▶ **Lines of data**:
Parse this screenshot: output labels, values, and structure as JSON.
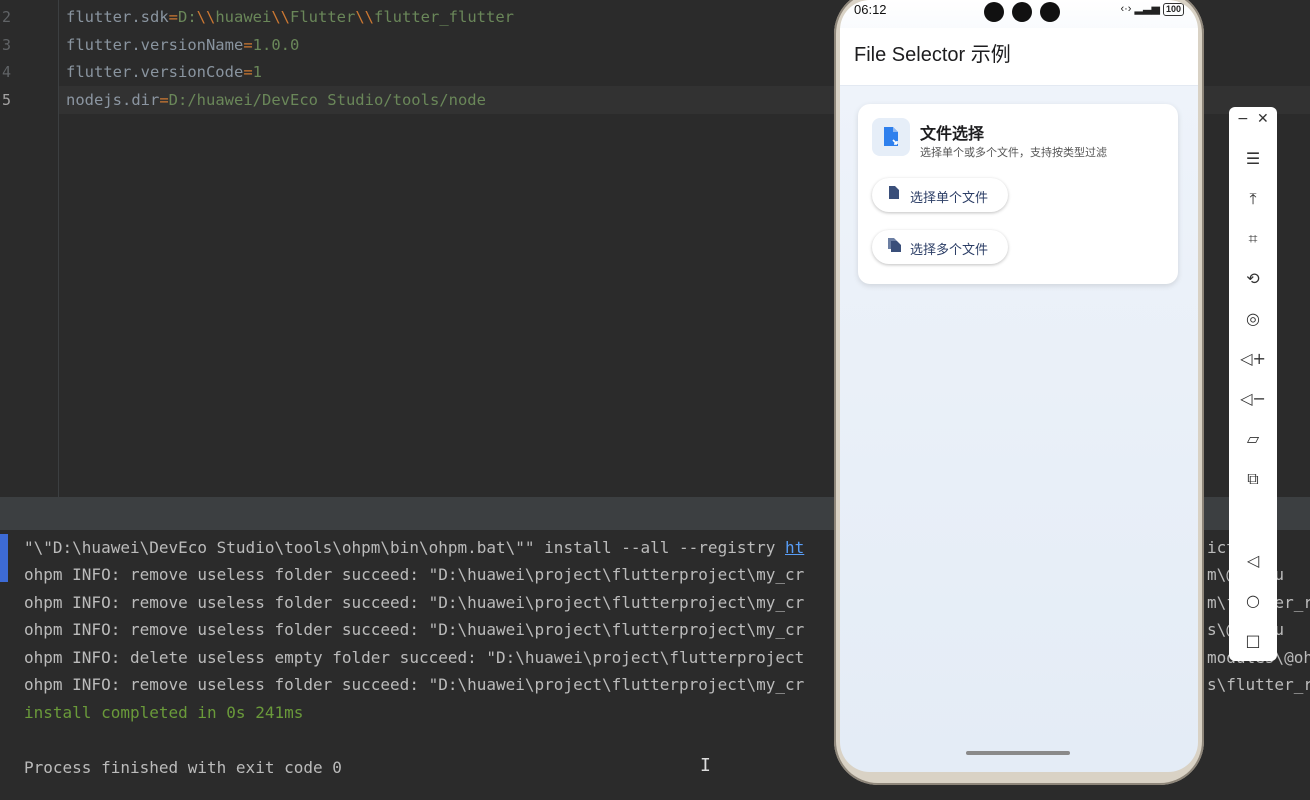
{
  "editor": {
    "lines": [
      {
        "num": "2",
        "key": "flutter.sdk",
        "value_parts": [
          "D:",
          "\\\\",
          "huawei",
          "\\\\",
          "Flutter",
          "\\\\",
          "flutter_flutter"
        ]
      },
      {
        "num": "3",
        "key": "flutter.versionName",
        "value": "1.0.0"
      },
      {
        "num": "4",
        "key": "flutter.versionCode",
        "value": "1"
      },
      {
        "num": "5",
        "key": "nodejs.dir",
        "value": "D:/huawei/DevEco Studio/tools/node"
      }
    ]
  },
  "console": {
    "lines": [
      {
        "text": "\"\\\"D:\\huawei\\DevEco Studio\\tools\\ohpm\\bin\\ohpm.bat\\\"\" install --all --registry ",
        "link": "ht",
        "tail": "ict tru"
      },
      {
        "text": "ohpm INFO: remove useless folder succeed: \"D:\\huawei\\project\\flutterproject\\my_cr",
        "tail": "m\\@c+flu"
      },
      {
        "text": "ohpm INFO: remove useless folder succeed: \"D:\\huawei\\project\\flutterproject\\my_cr",
        "tail": "m\\flutter_r"
      },
      {
        "text": "ohpm INFO: remove useless folder succeed: \"D:\\huawei\\project\\flutterproject\\my_cr",
        "tail": "s\\@c\\flu"
      },
      {
        "text": "ohpm INFO: delete useless empty folder succeed: \"D:\\huawei\\project\\flutterproject",
        "tail": "modules\\@oh"
      },
      {
        "text": "ohpm INFO: remove useless folder succeed: \"D:\\huawei\\project\\flutterproject\\my_cr",
        "tail": "s\\flutter_r"
      },
      {
        "text": "install completed in 0s 241ms"
      },
      {
        "text": ""
      },
      {
        "text": "Process finished with exit code 0"
      }
    ]
  },
  "phone": {
    "status_time": "06:12",
    "battery": "100",
    "app_title": "File Selector 示例",
    "card": {
      "title": "文件选择",
      "subtitle": "选择单个或多个文件，支持按类型过滤",
      "buttons": [
        {
          "label": "选择单个文件",
          "icon": "file-icon"
        },
        {
          "label": "选择多个文件",
          "icon": "files-icon"
        }
      ]
    }
  },
  "toolbar": {
    "items": [
      "menu-icon",
      "pin-top-icon",
      "crop-icon",
      "rotate-icon",
      "screenshot-icon",
      "volume-up-icon",
      "volume-down-icon",
      "shake-icon",
      "multi-device-icon",
      "back-icon",
      "home-icon",
      "recents-icon"
    ]
  }
}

▶ **Instructions to follow**:
Read the entries above, then pull out the lines that include "Studio".

▶ **Answer for this exercise**:
        "value": "D:/huawei/DevEco Studio/tools/node"
        "text": "\"\\\"D:\\huawei\\DevEco Studio\\tools\\ohpm\\bin\\ohpm.bat\\\"\" install --all --registry ",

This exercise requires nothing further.